- DATA FOR THIS TASK -
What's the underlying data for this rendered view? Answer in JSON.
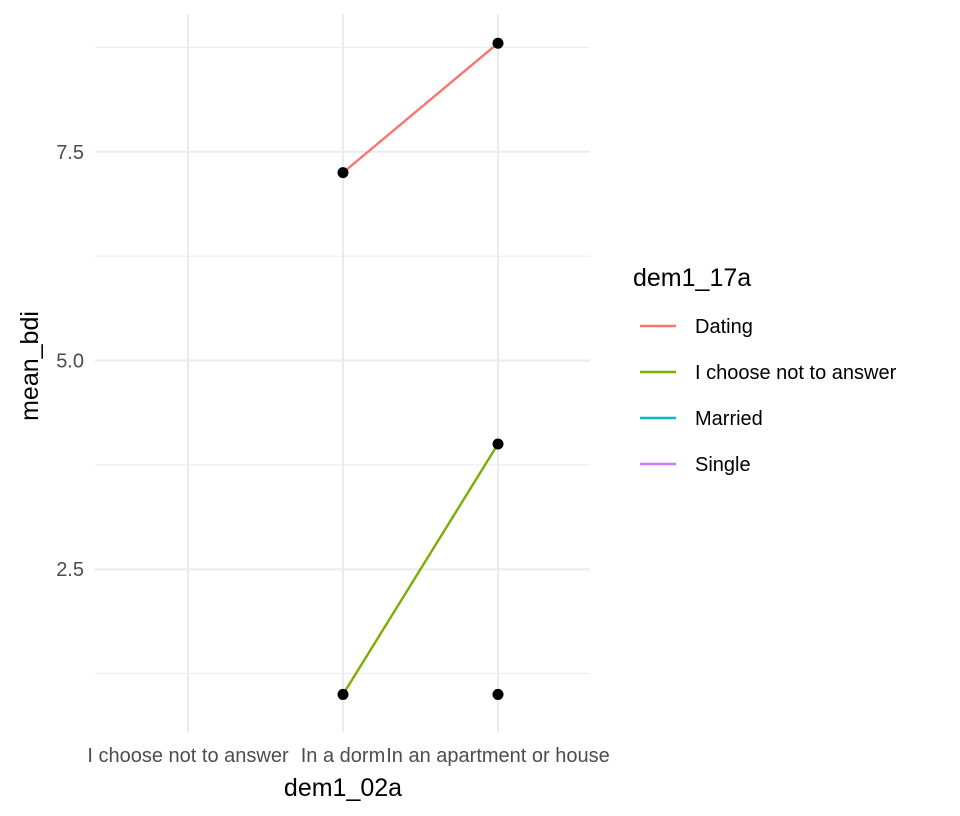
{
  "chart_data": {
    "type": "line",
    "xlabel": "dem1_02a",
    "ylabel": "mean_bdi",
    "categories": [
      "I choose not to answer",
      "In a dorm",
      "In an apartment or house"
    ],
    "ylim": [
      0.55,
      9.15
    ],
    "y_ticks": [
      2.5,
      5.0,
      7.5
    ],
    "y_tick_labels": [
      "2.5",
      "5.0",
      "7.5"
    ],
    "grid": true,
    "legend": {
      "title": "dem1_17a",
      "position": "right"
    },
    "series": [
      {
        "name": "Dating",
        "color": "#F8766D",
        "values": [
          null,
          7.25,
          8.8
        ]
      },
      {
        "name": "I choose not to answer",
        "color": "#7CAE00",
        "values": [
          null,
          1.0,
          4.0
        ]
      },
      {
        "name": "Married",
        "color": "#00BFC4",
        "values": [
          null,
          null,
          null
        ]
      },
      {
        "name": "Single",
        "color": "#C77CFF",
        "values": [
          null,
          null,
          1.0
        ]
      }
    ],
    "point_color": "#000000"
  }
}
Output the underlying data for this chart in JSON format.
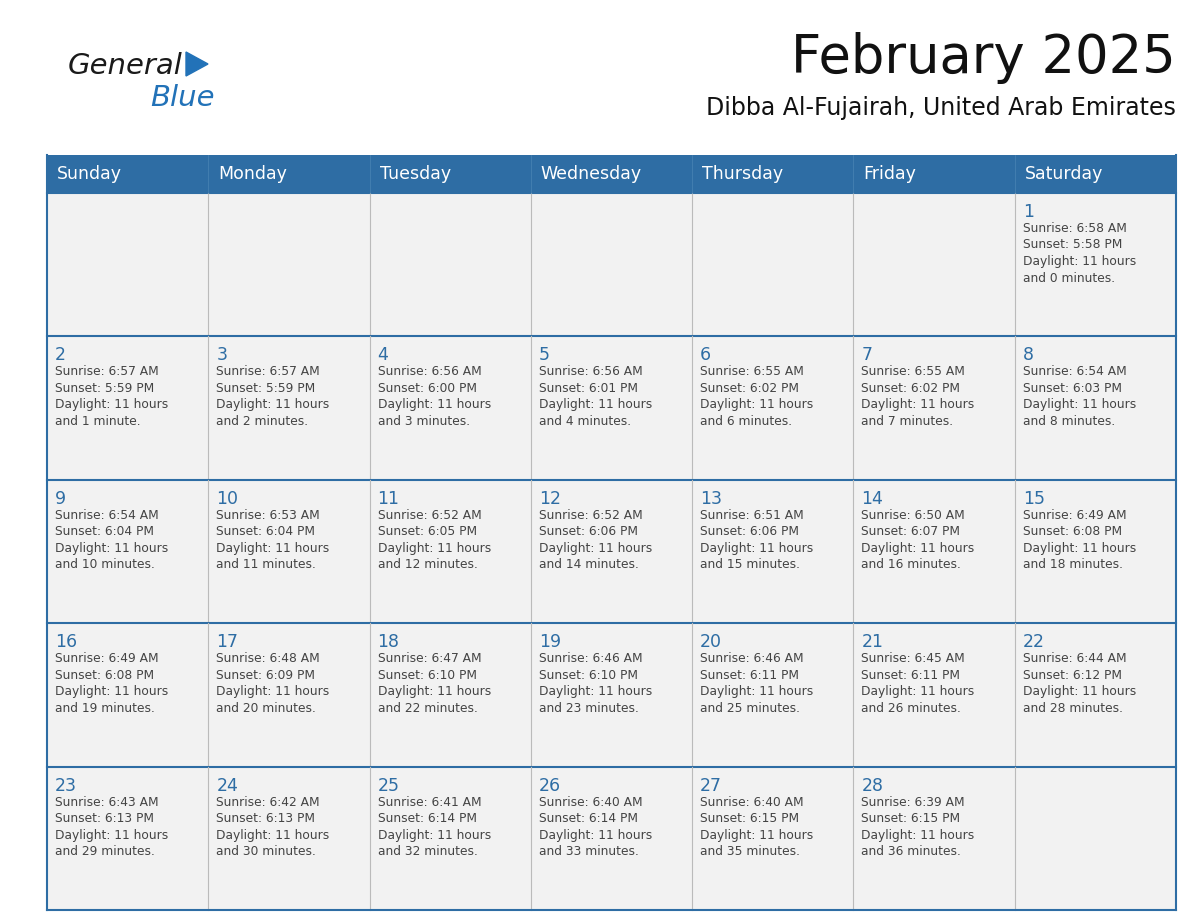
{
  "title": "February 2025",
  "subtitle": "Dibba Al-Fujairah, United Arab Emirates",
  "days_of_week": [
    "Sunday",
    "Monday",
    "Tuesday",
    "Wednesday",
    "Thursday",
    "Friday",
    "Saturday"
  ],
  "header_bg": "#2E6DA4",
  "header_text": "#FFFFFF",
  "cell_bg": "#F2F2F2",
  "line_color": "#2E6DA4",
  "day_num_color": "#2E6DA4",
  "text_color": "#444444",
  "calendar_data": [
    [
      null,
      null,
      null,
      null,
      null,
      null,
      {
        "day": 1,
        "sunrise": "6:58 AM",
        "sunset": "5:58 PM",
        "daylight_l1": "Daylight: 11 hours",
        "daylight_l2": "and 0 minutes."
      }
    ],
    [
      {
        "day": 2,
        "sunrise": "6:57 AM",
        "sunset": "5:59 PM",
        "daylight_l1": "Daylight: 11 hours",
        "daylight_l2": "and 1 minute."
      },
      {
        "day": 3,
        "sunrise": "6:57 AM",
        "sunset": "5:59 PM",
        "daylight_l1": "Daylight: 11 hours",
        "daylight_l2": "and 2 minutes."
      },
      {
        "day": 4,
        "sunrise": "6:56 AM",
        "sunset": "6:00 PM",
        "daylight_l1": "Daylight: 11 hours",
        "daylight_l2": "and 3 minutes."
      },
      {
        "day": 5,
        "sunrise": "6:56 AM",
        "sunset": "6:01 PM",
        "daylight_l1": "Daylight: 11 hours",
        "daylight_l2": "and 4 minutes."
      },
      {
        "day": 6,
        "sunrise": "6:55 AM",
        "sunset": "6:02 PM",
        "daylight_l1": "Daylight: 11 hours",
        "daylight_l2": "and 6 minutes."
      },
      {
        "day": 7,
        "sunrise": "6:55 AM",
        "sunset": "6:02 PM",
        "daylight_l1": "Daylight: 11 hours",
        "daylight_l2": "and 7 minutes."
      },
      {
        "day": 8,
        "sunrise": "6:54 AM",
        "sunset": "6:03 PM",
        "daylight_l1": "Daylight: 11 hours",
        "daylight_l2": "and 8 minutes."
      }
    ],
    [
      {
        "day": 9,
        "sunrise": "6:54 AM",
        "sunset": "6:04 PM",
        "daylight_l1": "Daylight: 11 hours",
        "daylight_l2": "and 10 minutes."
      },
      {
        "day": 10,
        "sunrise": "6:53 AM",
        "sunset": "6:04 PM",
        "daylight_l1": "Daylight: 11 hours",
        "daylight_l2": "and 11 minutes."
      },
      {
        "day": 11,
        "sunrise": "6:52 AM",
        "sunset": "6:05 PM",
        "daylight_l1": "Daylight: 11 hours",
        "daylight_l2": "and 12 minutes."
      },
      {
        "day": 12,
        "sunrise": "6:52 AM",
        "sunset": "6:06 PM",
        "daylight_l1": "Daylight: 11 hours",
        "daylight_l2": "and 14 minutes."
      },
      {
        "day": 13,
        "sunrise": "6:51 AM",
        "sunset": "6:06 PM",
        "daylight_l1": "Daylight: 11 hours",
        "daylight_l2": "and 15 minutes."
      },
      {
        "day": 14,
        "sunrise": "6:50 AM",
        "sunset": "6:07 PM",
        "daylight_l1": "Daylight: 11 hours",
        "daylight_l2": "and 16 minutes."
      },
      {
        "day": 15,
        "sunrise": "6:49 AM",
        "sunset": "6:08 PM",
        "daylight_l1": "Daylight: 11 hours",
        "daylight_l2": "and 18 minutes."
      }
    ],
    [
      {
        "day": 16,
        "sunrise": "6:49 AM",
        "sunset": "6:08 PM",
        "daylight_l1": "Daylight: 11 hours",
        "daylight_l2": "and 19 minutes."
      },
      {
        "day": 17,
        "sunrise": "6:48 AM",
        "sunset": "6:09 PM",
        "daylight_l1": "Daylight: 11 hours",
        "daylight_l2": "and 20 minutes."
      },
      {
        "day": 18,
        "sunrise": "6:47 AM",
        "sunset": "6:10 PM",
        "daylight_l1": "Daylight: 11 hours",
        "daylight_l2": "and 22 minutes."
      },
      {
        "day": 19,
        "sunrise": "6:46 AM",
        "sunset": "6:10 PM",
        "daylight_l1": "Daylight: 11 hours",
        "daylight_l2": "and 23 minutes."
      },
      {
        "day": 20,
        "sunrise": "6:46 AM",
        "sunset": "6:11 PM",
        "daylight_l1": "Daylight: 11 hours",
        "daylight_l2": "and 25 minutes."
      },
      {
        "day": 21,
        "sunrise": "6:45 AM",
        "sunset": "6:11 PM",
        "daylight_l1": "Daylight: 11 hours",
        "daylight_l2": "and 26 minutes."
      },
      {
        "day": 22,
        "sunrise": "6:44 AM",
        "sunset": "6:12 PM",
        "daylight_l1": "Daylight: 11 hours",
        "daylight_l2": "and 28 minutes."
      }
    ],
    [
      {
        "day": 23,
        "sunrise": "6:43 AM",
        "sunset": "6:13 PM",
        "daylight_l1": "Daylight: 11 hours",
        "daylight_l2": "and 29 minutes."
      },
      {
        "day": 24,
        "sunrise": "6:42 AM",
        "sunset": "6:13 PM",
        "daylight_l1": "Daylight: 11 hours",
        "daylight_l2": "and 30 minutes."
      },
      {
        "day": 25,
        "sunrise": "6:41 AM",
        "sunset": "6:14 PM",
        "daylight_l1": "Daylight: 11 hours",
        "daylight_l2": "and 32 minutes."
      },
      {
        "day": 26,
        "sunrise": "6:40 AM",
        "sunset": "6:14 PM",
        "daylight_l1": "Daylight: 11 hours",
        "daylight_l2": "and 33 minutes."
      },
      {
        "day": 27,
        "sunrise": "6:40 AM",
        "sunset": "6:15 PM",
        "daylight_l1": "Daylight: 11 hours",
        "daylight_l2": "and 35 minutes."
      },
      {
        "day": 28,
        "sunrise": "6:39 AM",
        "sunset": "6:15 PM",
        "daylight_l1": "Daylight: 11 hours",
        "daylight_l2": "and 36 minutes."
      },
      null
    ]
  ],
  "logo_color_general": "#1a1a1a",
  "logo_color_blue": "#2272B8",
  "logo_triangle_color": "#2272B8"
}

- WHAT THIS TASK INVOLVES -
Copy out the whole listing exactly, and don't carry over any pictures.

- SOLUTION TO THIS EXERCISE -
What's the underlying data for this rendered view? Answer in JSON.
{
  "chart_data": {
    "type": "line",
    "xlabel": "dem1_02a",
    "ylabel": "mean_bdi",
    "categories": [
      "I choose not to answer",
      "In a dorm",
      "In an apartment or house"
    ],
    "ylim": [
      0.55,
      9.15
    ],
    "y_ticks": [
      2.5,
      5.0,
      7.5
    ],
    "y_tick_labels": [
      "2.5",
      "5.0",
      "7.5"
    ],
    "grid": true,
    "legend": {
      "title": "dem1_17a",
      "position": "right"
    },
    "series": [
      {
        "name": "Dating",
        "color": "#F8766D",
        "values": [
          null,
          7.25,
          8.8
        ]
      },
      {
        "name": "I choose not to answer",
        "color": "#7CAE00",
        "values": [
          null,
          1.0,
          4.0
        ]
      },
      {
        "name": "Married",
        "color": "#00BFC4",
        "values": [
          null,
          null,
          null
        ]
      },
      {
        "name": "Single",
        "color": "#C77CFF",
        "values": [
          null,
          null,
          1.0
        ]
      }
    ],
    "point_color": "#000000"
  }
}
Output the underlying data for this chart in JSON format.
{
  "title": "February 2025",
  "subtitle": "Dibba Al-Fujairah, United Arab Emirates",
  "days_of_week": [
    "Sunday",
    "Monday",
    "Tuesday",
    "Wednesday",
    "Thursday",
    "Friday",
    "Saturday"
  ],
  "header_bg": "#2E6DA4",
  "header_text": "#FFFFFF",
  "cell_bg": "#F2F2F2",
  "line_color": "#2E6DA4",
  "day_num_color": "#2E6DA4",
  "text_color": "#444444",
  "calendar_data": [
    [
      null,
      null,
      null,
      null,
      null,
      null,
      {
        "day": 1,
        "sunrise": "6:58 AM",
        "sunset": "5:58 PM",
        "daylight_l1": "Daylight: 11 hours",
        "daylight_l2": "and 0 minutes."
      }
    ],
    [
      {
        "day": 2,
        "sunrise": "6:57 AM",
        "sunset": "5:59 PM",
        "daylight_l1": "Daylight: 11 hours",
        "daylight_l2": "and 1 minute."
      },
      {
        "day": 3,
        "sunrise": "6:57 AM",
        "sunset": "5:59 PM",
        "daylight_l1": "Daylight: 11 hours",
        "daylight_l2": "and 2 minutes."
      },
      {
        "day": 4,
        "sunrise": "6:56 AM",
        "sunset": "6:00 PM",
        "daylight_l1": "Daylight: 11 hours",
        "daylight_l2": "and 3 minutes."
      },
      {
        "day": 5,
        "sunrise": "6:56 AM",
        "sunset": "6:01 PM",
        "daylight_l1": "Daylight: 11 hours",
        "daylight_l2": "and 4 minutes."
      },
      {
        "day": 6,
        "sunrise": "6:55 AM",
        "sunset": "6:02 PM",
        "daylight_l1": "Daylight: 11 hours",
        "daylight_l2": "and 6 minutes."
      },
      {
        "day": 7,
        "sunrise": "6:55 AM",
        "sunset": "6:02 PM",
        "daylight_l1": "Daylight: 11 hours",
        "daylight_l2": "and 7 minutes."
      },
      {
        "day": 8,
        "sunrise": "6:54 AM",
        "sunset": "6:03 PM",
        "daylight_l1": "Daylight: 11 hours",
        "daylight_l2": "and 8 minutes."
      }
    ],
    [
      {
        "day": 9,
        "sunrise": "6:54 AM",
        "sunset": "6:04 PM",
        "daylight_l1": "Daylight: 11 hours",
        "daylight_l2": "and 10 minutes."
      },
      {
        "day": 10,
        "sunrise": "6:53 AM",
        "sunset": "6:04 PM",
        "daylight_l1": "Daylight: 11 hours",
        "daylight_l2": "and 11 minutes."
      },
      {
        "day": 11,
        "sunrise": "6:52 AM",
        "sunset": "6:05 PM",
        "daylight_l1": "Daylight: 11 hours",
        "daylight_l2": "and 12 minutes."
      },
      {
        "day": 12,
        "sunrise": "6:52 AM",
        "sunset": "6:06 PM",
        "daylight_l1": "Daylight: 11 hours",
        "daylight_l2": "and 14 minutes."
      },
      {
        "day": 13,
        "sunrise": "6:51 AM",
        "sunset": "6:06 PM",
        "daylight_l1": "Daylight: 11 hours",
        "daylight_l2": "and 15 minutes."
      },
      {
        "day": 14,
        "sunrise": "6:50 AM",
        "sunset": "6:07 PM",
        "daylight_l1": "Daylight: 11 hours",
        "daylight_l2": "and 16 minutes."
      },
      {
        "day": 15,
        "sunrise": "6:49 AM",
        "sunset": "6:08 PM",
        "daylight_l1": "Daylight: 11 hours",
        "daylight_l2": "and 18 minutes."
      }
    ],
    [
      {
        "day": 16,
        "sunrise": "6:49 AM",
        "sunset": "6:08 PM",
        "daylight_l1": "Daylight: 11 hours",
        "daylight_l2": "and 19 minutes."
      },
      {
        "day": 17,
        "sunrise": "6:48 AM",
        "sunset": "6:09 PM",
        "daylight_l1": "Daylight: 11 hours",
        "daylight_l2": "and 20 minutes."
      },
      {
        "day": 18,
        "sunrise": "6:47 AM",
        "sunset": "6:10 PM",
        "daylight_l1": "Daylight: 11 hours",
        "daylight_l2": "and 22 minutes."
      },
      {
        "day": 19,
        "sunrise": "6:46 AM",
        "sunset": "6:10 PM",
        "daylight_l1": "Daylight: 11 hours",
        "daylight_l2": "and 23 minutes."
      },
      {
        "day": 20,
        "sunrise": "6:46 AM",
        "sunset": "6:11 PM",
        "daylight_l1": "Daylight: 11 hours",
        "daylight_l2": "and 25 minutes."
      },
      {
        "day": 21,
        "sunrise": "6:45 AM",
        "sunset": "6:11 PM",
        "daylight_l1": "Daylight: 11 hours",
        "daylight_l2": "and 26 minutes."
      },
      {
        "day": 22,
        "sunrise": "6:44 AM",
        "sunset": "6:12 PM",
        "daylight_l1": "Daylight: 11 hours",
        "daylight_l2": "and 28 minutes."
      }
    ],
    [
      {
        "day": 23,
        "sunrise": "6:43 AM",
        "sunset": "6:13 PM",
        "daylight_l1": "Daylight: 11 hours",
        "daylight_l2": "and 29 minutes."
      },
      {
        "day": 24,
        "sunrise": "6:42 AM",
        "sunset": "6:13 PM",
        "daylight_l1": "Daylight: 11 hours",
        "daylight_l2": "and 30 minutes."
      },
      {
        "day": 25,
        "sunrise": "6:41 AM",
        "sunset": "6:14 PM",
        "daylight_l1": "Daylight: 11 hours",
        "daylight_l2": "and 32 minutes."
      },
      {
        "day": 26,
        "sunrise": "6:40 AM",
        "sunset": "6:14 PM",
        "daylight_l1": "Daylight: 11 hours",
        "daylight_l2": "and 33 minutes."
      },
      {
        "day": 27,
        "sunrise": "6:40 AM",
        "sunset": "6:15 PM",
        "daylight_l1": "Daylight: 11 hours",
        "daylight_l2": "and 35 minutes."
      },
      {
        "day": 28,
        "sunrise": "6:39 AM",
        "sunset": "6:15 PM",
        "daylight_l1": "Daylight: 11 hours",
        "daylight_l2": "and 36 minutes."
      },
      null
    ]
  ],
  "logo_color_general": "#1a1a1a",
  "logo_color_blue": "#2272B8",
  "logo_triangle_color": "#2272B8"
}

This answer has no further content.